Data entries:
BEGIN
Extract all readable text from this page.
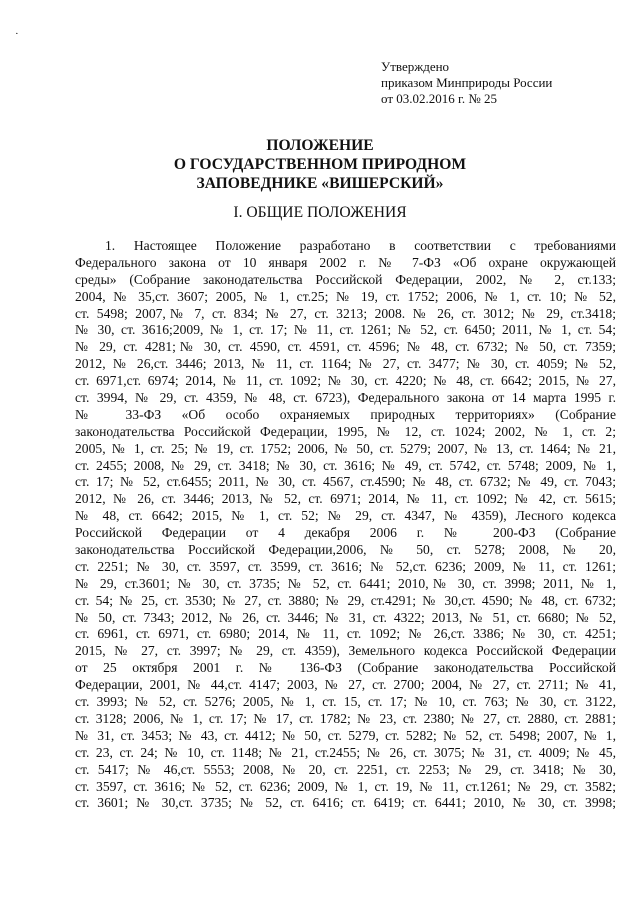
·
Утверждено
приказом Минприроды России
от 03.02.2016 г. № 25
ПОЛОЖЕНИЕ
О ГОСУДАРСТВЕННОМ ПРИРОДНОМ
ЗАПОВЕДНИКЕ «ВИШЕРСКИЙ»
I. ОБЩИЕ ПОЛОЖЕНИЯ
1. Настоящее Положение разработано в соответствии с требованиями
Федерального закона от 10 января 2002 г. № 7-ФЗ «Об охране окружающей
среды» (Собрание законодательства Российской Федерации, 2002, № 2, ст.133;
2004, № 35,ст. 3607; 2005, № 1, ст.25; № 19, ст. 1752; 2006, № 1, ст. 10; № 52,
ст. 5498; 2007,№ 7, ст. 834; № 27, ст. 3213; 2008. № 26, ст. 3012; № 29, ст.3418;
№ 30, ст. 3616;2009, № 1, ст. 17; № 11, ст. 1261; № 52, ст. 6450; 2011, № 1, ст. 54;
№ 29, ст. 4281;№ 30, ст. 4590, ст. 4591, ст. 4596; № 48, ст. 6732; № 50, ст. 7359;
2012, № 26,ст. 3446; 2013, № 11, ст. 1164; № 27, ст. 3477; № 30, ст. 4059; № 52,
ст. 6971,ст. 6974; 2014, № 11, ст. 1092; № 30, ст. 4220; № 48, ст. 6642; 2015, № 27,
ст. 3994, № 29, ст. 4359, № 48, ст. 6723), Федерального закона от 14 марта 1995 г.
№ 33-ФЗ «Об особо охраняемых природных территориях» (Собрание
законодательства Российской Федерации, 1995, № 12, ст. 1024; 2002, № 1, ст. 2;
2005, № 1, ст. 25; № 19, ст. 1752; 2006, № 50, ст. 5279; 2007, № 13, ст. 1464; № 21,
ст. 2455; 2008, № 29, ст. 3418; № 30, ст. 3616; № 49, ст. 5742, ст. 5748; 2009, № 1,
ст. 17; № 52, ст.6455; 2011, № 30, ст. 4567, ст.4590; № 48, ст. 6732; № 49, ст. 7043;
2012, № 26, ст. 3446; 2013, № 52, ст. 6971; 2014, № 11, ст. 1092; № 42, ст. 5615;
№ 48, ст. 6642; 2015, № 1, ст. 52; № 29, ст. 4347, № 4359), Лесного кодекса
Российской Федерации от 4 декабря 2006 г. № 200-ФЗ (Собрание
законодательства Российской Федерации,2006, № 50, ст. 5278; 2008, № 20,
ст. 2251; № 30, ст. 3597, ст. 3599, ст. 3616; № 52,ст. 6236; 2009, № 11, ст. 1261;
№ 29, ст.3601; № 30, ст. 3735; № 52, ст. 6441; 2010,№ 30, ст. 3998; 2011, № 1,
ст. 54; № 25, ст. 3530; № 27, ст. 3880; № 29, ст.4291; № 30,ст. 4590; № 48, ст. 6732;
№ 50, ст. 7343; 2012, № 26, ст. 3446; № 31, ст. 4322; 2013, № 51, ст. 6680; № 52,
ст. 6961, ст. 6971, ст. 6980; 2014, № 11, ст. 1092; № 26,ст. 3386; № 30, ст. 4251;
2015, № 27, ст. 3997; № 29, ст. 4359), Земельного кодекса Российской Федерации
от 25 октября 2001 г. № 136-ФЗ (Собрание законодательства Российской
Федерации, 2001, № 44,ст. 4147; 2003, № 27, ст. 2700; 2004, № 27, ст. 2711; № 41,
ст. 3993; № 52, ст. 5276; 2005, № 1, ст. 15, ст. 17; № 10, ст. 763; № 30, ст. 3122,
ст. 3128; 2006, № 1, ст. 17; № 17, ст. 1782; № 23, ст. 2380; № 27, ст. 2880, ст. 2881;
№ 31, ст. 3453; № 43, ст. 4412; № 50, ст. 5279, ст. 5282; № 52, ст. 5498; 2007, № 1,
ст. 23, ст. 24; № 10, ст. 1148; № 21, ст.2455; № 26, ст. 3075; № 31, ст. 4009; № 45,
ст. 5417; № 46,ст. 5553; 2008, № 20, ст. 2251, ст. 2253; № 29, ст. 3418; № 30,
ст. 3597, ст. 3616; № 52, ст. 6236; 2009, № 1, ст. 19, № 11, ст.1261; № 29, ст. 3582;
ст. 3601; № 30,ст. 3735; № 52, ст. 6416; ст. 6419; ст. 6441; 2010, № 30, ст. 3998;
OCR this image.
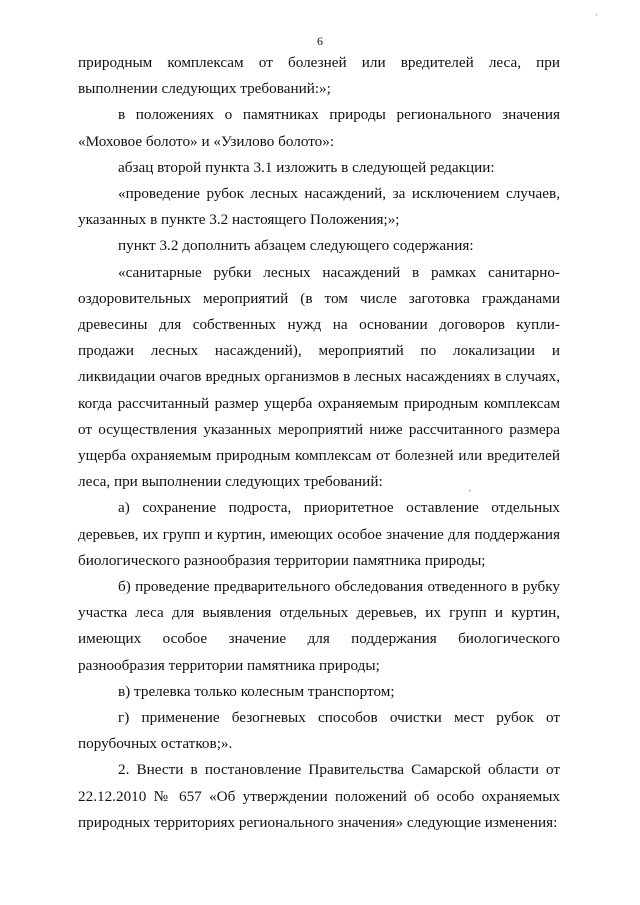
6

природным комплексам от болезней или вредителей леса, при выполнении следующих требований:»;

в положениях о памятниках природы регионального значения «Моховое болото» и «Узилово болото»:

абзац второй пункта 3.1 изложить в следующей редакции:

«проведение рубок лесных насаждений, за исключением случаев, указанных в пункте 3.2 настоящего Положения;»;

пункт 3.2 дополнить абзацем следующего содержания:

«санитарные рубки лесных насаждений в рамках санитарно-оздоровительных мероприятий (в том числе заготовка гражданами древесины для собственных нужд на основании договоров купли-продажи лесных насаждений), мероприятий по локализации и ликвидации очагов вредных организмов в лесных насаждениях в случаях, когда рассчитанный размер ущерба охраняемым природным комплексам от осуществления указанных мероприятий ниже рассчитанного размера ущерба охраняемым природным комплексам от болезней или вредителей леса, при выполнении следующих требований:

а) сохранение подроста, приоритетное оставление отдельных деревьев, их групп и куртин, имеющих особое значение для поддержания биологического разнообразия территории памятника природы;

б) проведение предварительного обследования отведенного в рубку участка леса для выявления отдельных деревьев, их групп и куртин, имеющих особое значение для поддержания биологического разнообразия территории памятника природы;

в) трелевка только колесным транспортом;

г) применение безогневых способов очистки мест рубок от порубочных остатков;».

2. Внести в постановление Правительства Самарской области от 22.12.2010 № 657 «Об утверждении положений об особо охраняемых природных территориях регионального значения» следующие изменения:

ˎ
ˈ
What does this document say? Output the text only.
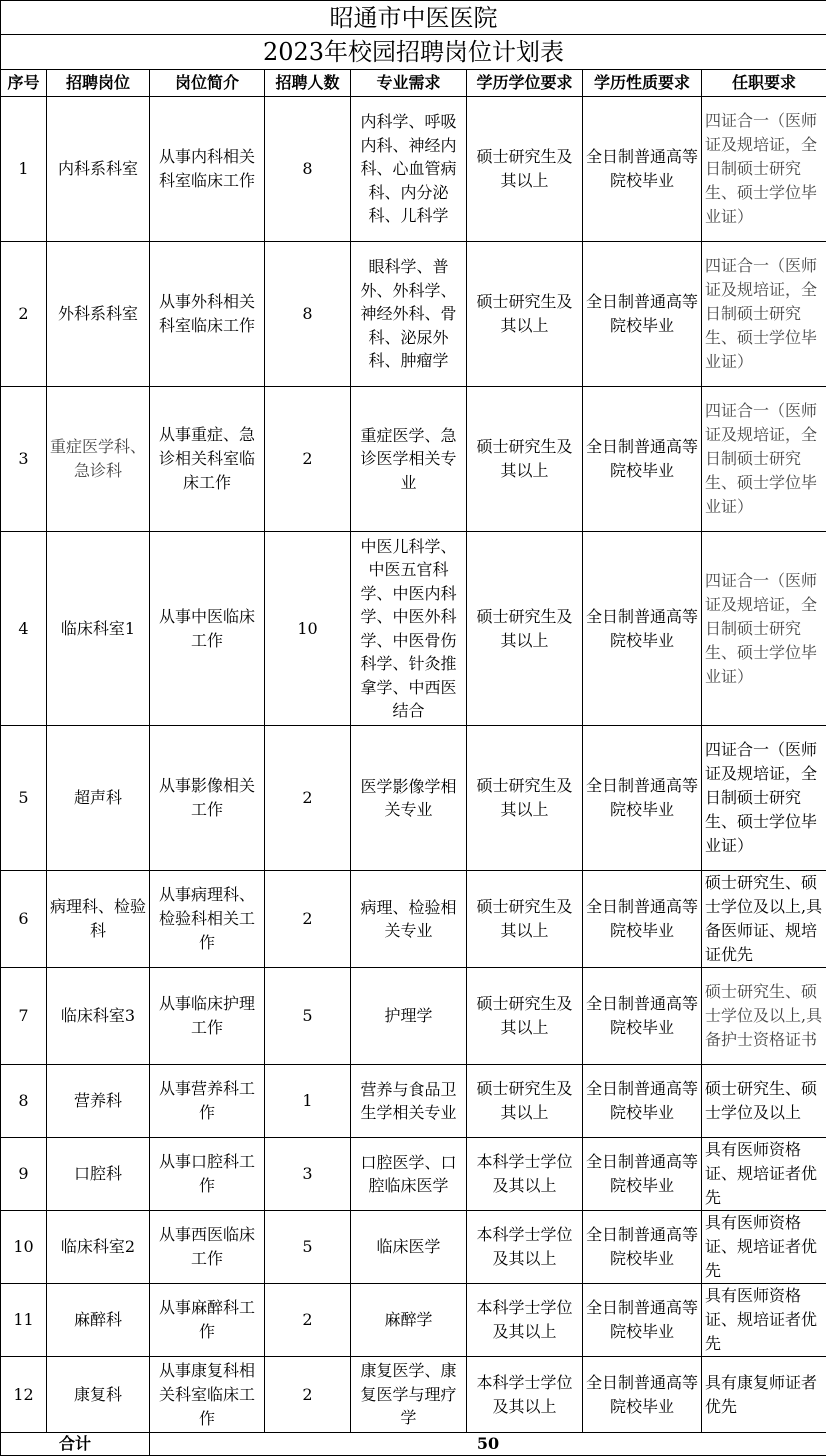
昭通市中医医院							
2023年校园招聘岗位计划表							
序号	招聘岗位	岗位简介	招聘人数	专业需求	学历学位要求	学历性质要求	任职要求
1	内科系科室	从事内科相关科室临床工作	8	内科学、呼吸内科、神经内科、心血管病科、内分泌科、儿科学	硕士研究生及其以上	全日制普通高等院校毕业	四证合一（医师证及规培证，全日制硕士研究生、硕士学位毕业证）
2	外科系科室	从事外科相关科室临床工作	8	眼科学、普外、外科学、神经外科、骨科、泌尿外科、肿瘤学	硕士研究生及其以上	全日制普通高等院校毕业	四证合一（医师证及规培证，全日制硕士研究生、硕士学位毕业证）
3	重症医学科、急诊科	从事重症、急诊相关科室临床工作	2	重症医学、急诊医学相关专业	硕士研究生及其以上	全日制普通高等院校毕业	四证合一（医师证及规培证，全日制硕士研究生、硕士学位毕业证）
4	临床科室1	从事中医临床工作	10	中医儿科学、中医五官科学、中医内科学、中医外科学、中医骨伤科学、针灸推拿学、中西医结合	硕士研究生及其以上	全日制普通高等院校毕业	四证合一（医师证及规培证，全日制硕士研究生、硕士学位毕业证）
5	超声科	从事影像相关工作	2	医学影像学相关专业	硕士研究生及其以上	全日制普通高等院校毕业	四证合一（医师证及规培证，全日制硕士研究生、硕士学位毕业证）
6	病理科、检验科	从事病理科、检验科相关工作	2	病理、检验相关专业	硕士研究生及其以上	全日制普通高等院校毕业	硕士研究生、硕士学位及以上,具备医师证、规培证优先
7	临床科室3	从事临床护理工作	5	护理学	硕士研究生及其以上	全日制普通高等院校毕业	硕士研究生、硕士学位及以上,具备护士资格证书
8	营养科	从事营养科工作	1	营养与食品卫生学相关专业	硕士研究生及其以上	全日制普通高等院校毕业	硕士研究生、硕士学位及以上
9	口腔科	从事口腔科工作	3	口腔医学、口腔临床医学	本科学士学位及其以上	全日制普通高等院校毕业	具有医师资格证、规培证者优先
10	临床科室2	从事西医临床工作	5	临床医学	本科学士学位及其以上	全日制普通高等院校毕业	具有医师资格证、规培证者优先
11	麻醉科	从事麻醉科工作	2	麻醉学	本科学士学位及其以上	全日制普通高等院校毕业	具有医师资格证、规培证者优先
12	康复科	从事康复科相关科室临床工作	2	康复医学、康复医学与理疗学	本科学士学位及其以上	全日制普通高等院校毕业	具有康复师证者优先
合计		50					
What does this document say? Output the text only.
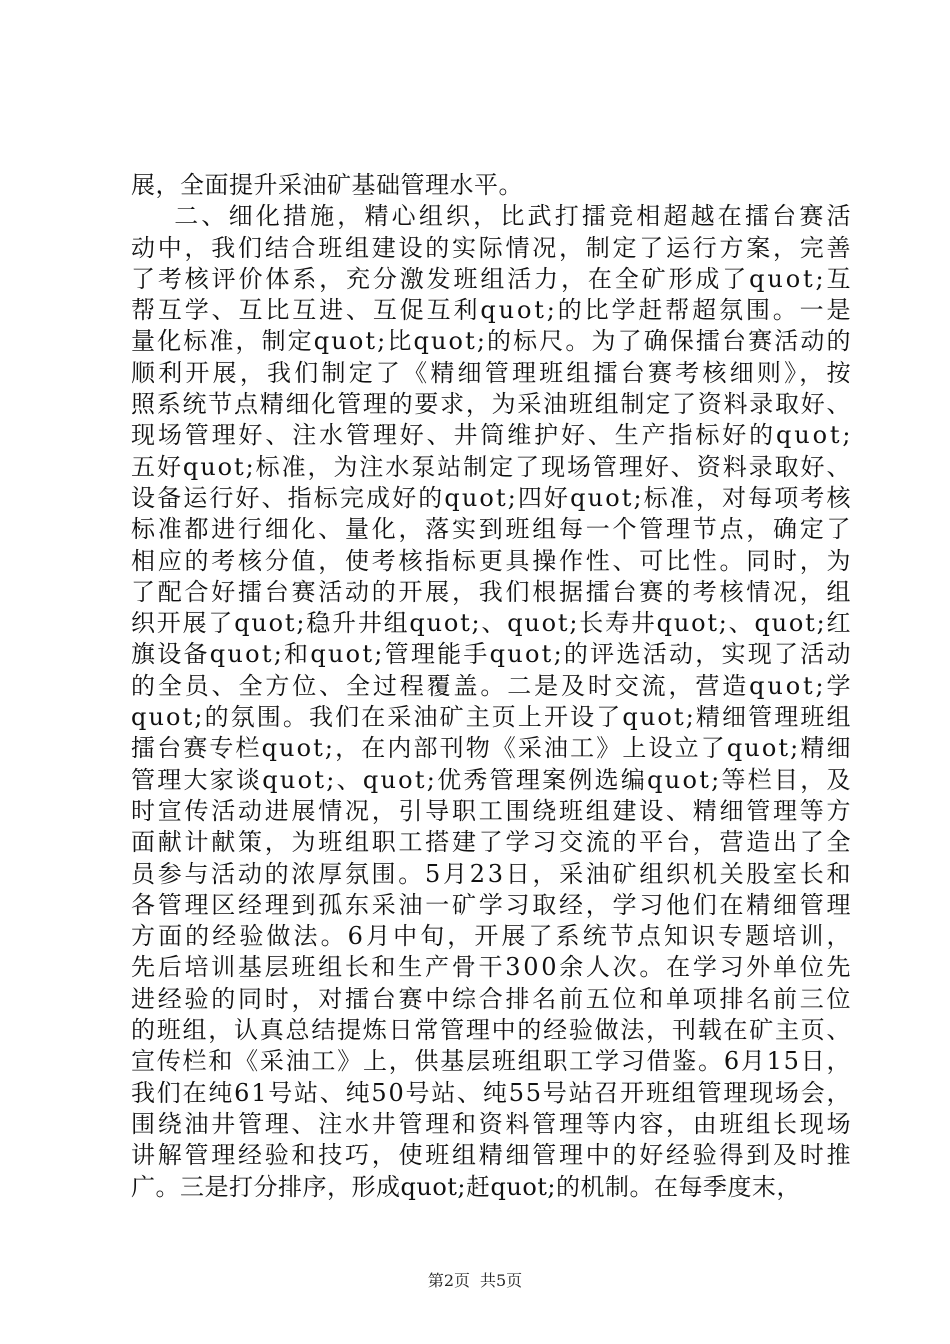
展，全面提升采油矿基础管理水平。
二、细化措施，精心组织，比武打擂竞相超越在擂台赛活
动中，我们结合班组建设的实际情况，制定了运行方案，完善
了考核评价体系，充分激发班组活力，在全矿形成了quot;互
帮互学、互比互进、互促互利quot;的比学赶帮超氛围。一是
量化标准，制定quot;比quot;的标尺。为了确保擂台赛活动的
顺利开展，我们制定了《精细管理班组擂台赛考核细则》，按
照系统节点精细化管理的要求，为采油班组制定了资料录取好、
现场管理好、注水管理好、井筒维护好、生产指标好的quot;
五好quot;标准，为注水泵站制定了现场管理好、资料录取好、
设备运行好、指标完成好的quot;四好quot;标准，对每项考核
标准都进行细化、量化，落实到班组每一个管理节点，确定了
相应的考核分值，使考核指标更具操作性、可比性。同时，为
了配合好擂台赛活动的开展，我们根据擂台赛的考核情况，组
织开展了quot;稳升井组quot;、quot;长寿井quot;、quot;红
旗设备quot;和quot;管理能手quot;的评选活动，实现了活动
的全员、全方位、全过程覆盖。二是及时交流，营造quot;学
quot;的氛围。我们在采油矿主页上开设了quot;精细管理班组
擂台赛专栏quot;，在内部刊物《采油工》上设立了quot;精细
管理大家谈quot;、quot;优秀管理案例选编quot;等栏目，及
时宣传活动进展情况，引导职工围绕班组建设、精细管理等方
面献计献策，为班组职工搭建了学习交流的平台，营造出了全
员参与活动的浓厚氛围。5月23日，采油矿组织机关股室长和
各管理区经理到孤东采油一矿学习取经，学习他们在精细管理
方面的经验做法。6月中旬，开展了系统节点知识专题培训，
先后培训基层班组长和生产骨干300余人次。在学习外单位先
进经验的同时，对擂台赛中综合排名前五位和单项排名前三位
的班组，认真总结提炼日常管理中的经验做法，刊载在矿主页、
宣传栏和《采油工》上，供基层班组职工学习借鉴。6月15日，
我们在纯61号站、纯50号站、纯55号站召开班组管理现场会，
围绕油井管理、注水井管理和资料管理等内容，由班组长现场
讲解管理经验和技巧，使班组精细管理中的好经验得到及时推
广。三是打分排序，形成quot;赶quot;的机制。在每季度末，
第2页 共5页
END
• _What you should do_: Reproduce every line from the entries that holds the word "особое".

• _Answer to the exercise_:
а) сохранение подроста, приоритетное оставление отдельных деревьев, их групп и куртин, имеющих особое значение для поддержания биологического разнообразия территории памятника природы;
б) проведение предварительного обследования отведенного в рубку участка леса для выявления отдельных деревьев, их групп и куртин, имеющих особое значение для поддержания биологического разнообразия территории памятника природы;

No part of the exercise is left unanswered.